◆ Stated goal ◆
Word for word, transcribe every line from the one holding "What text is on this page?" through the end of the records, but not the pictures.

◆ Available data ◆
• • • • •

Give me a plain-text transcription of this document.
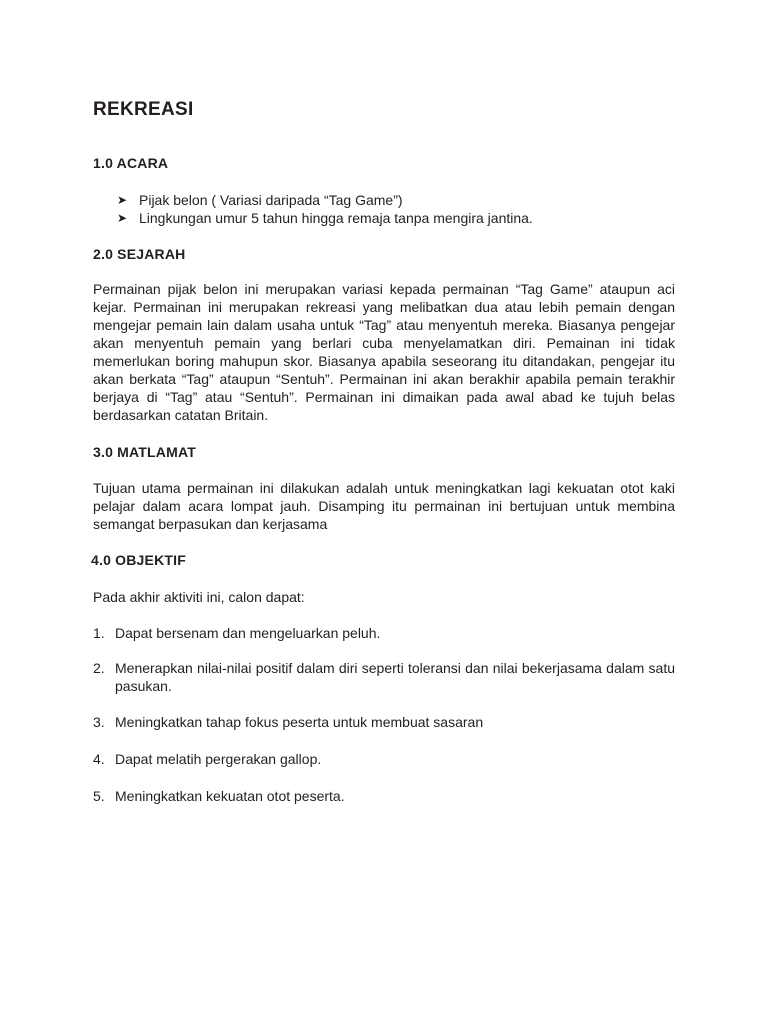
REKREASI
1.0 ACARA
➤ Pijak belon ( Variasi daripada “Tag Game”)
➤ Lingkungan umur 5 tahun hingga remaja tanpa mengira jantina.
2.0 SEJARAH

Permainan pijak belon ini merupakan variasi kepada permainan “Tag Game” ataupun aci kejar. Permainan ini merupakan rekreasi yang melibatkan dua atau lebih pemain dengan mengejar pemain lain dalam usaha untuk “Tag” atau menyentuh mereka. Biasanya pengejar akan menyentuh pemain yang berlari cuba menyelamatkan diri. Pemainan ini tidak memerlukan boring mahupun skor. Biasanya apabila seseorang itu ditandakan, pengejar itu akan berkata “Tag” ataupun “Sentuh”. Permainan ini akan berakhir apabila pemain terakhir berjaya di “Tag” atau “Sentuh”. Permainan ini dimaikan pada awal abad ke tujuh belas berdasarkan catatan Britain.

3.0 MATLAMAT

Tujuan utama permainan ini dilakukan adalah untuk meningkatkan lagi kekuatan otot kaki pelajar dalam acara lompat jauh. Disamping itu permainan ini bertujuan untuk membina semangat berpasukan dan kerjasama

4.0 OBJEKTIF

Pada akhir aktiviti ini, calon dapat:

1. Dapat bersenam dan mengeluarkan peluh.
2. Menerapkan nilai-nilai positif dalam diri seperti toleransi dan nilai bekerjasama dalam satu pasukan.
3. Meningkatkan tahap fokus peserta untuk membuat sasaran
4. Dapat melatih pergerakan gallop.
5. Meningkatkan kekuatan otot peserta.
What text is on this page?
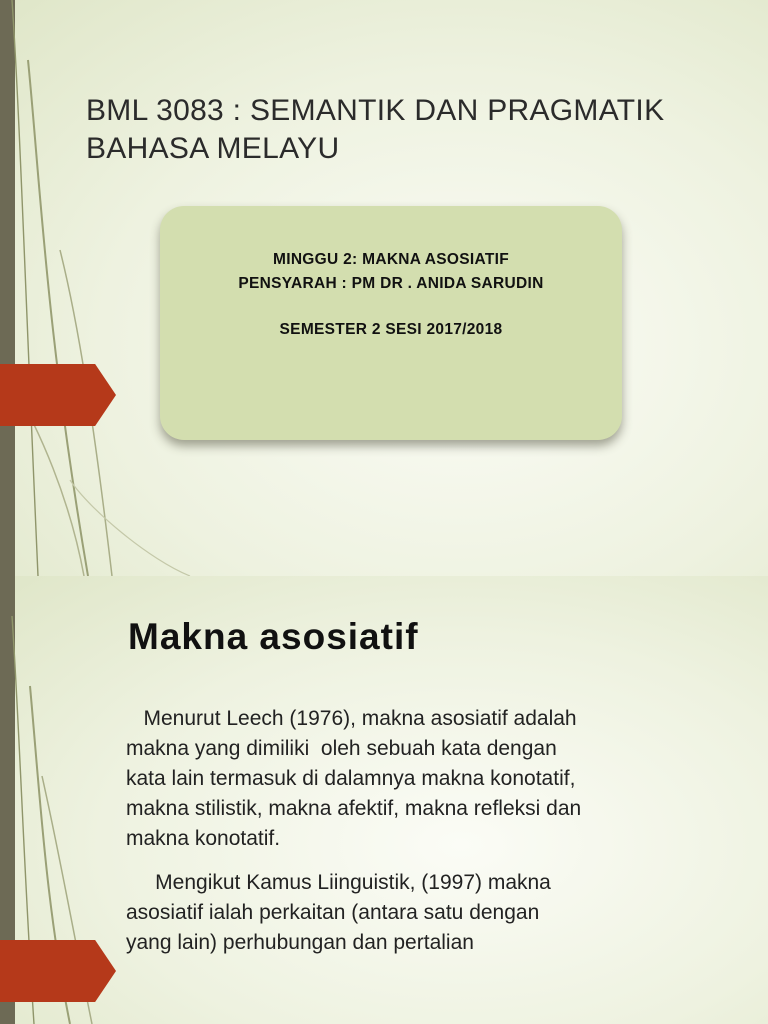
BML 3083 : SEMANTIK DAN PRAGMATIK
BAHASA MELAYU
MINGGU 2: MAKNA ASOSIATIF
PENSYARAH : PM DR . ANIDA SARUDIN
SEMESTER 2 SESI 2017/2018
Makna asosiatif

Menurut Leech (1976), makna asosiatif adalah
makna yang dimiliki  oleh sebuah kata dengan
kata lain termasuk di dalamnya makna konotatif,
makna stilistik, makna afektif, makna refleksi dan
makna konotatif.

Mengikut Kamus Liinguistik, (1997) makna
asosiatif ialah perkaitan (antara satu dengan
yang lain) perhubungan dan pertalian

• • • • •

◆ Task result ◆
What text is on this page?
BML 3083 : SEMANTIK DAN PRAGMATIK
BAHASA MELAYU
MINGGU 2: MAKNA ASOSIATIF
PENSYARAH : PM DR . ANIDA SARUDIN
SEMESTER 2 SESI 2017/2018
Makna asosiatif

Menurut Leech (1976), makna asosiatif adalah
makna yang dimiliki  oleh sebuah kata dengan
kata lain termasuk di dalamnya makna konotatif,
makna stilistik, makna afektif, makna refleksi dan
makna konotatif.

Mengikut Kamus Liinguistik, (1997) makna
asosiatif ialah perkaitan (antara satu dengan
yang lain) perhubungan dan pertalian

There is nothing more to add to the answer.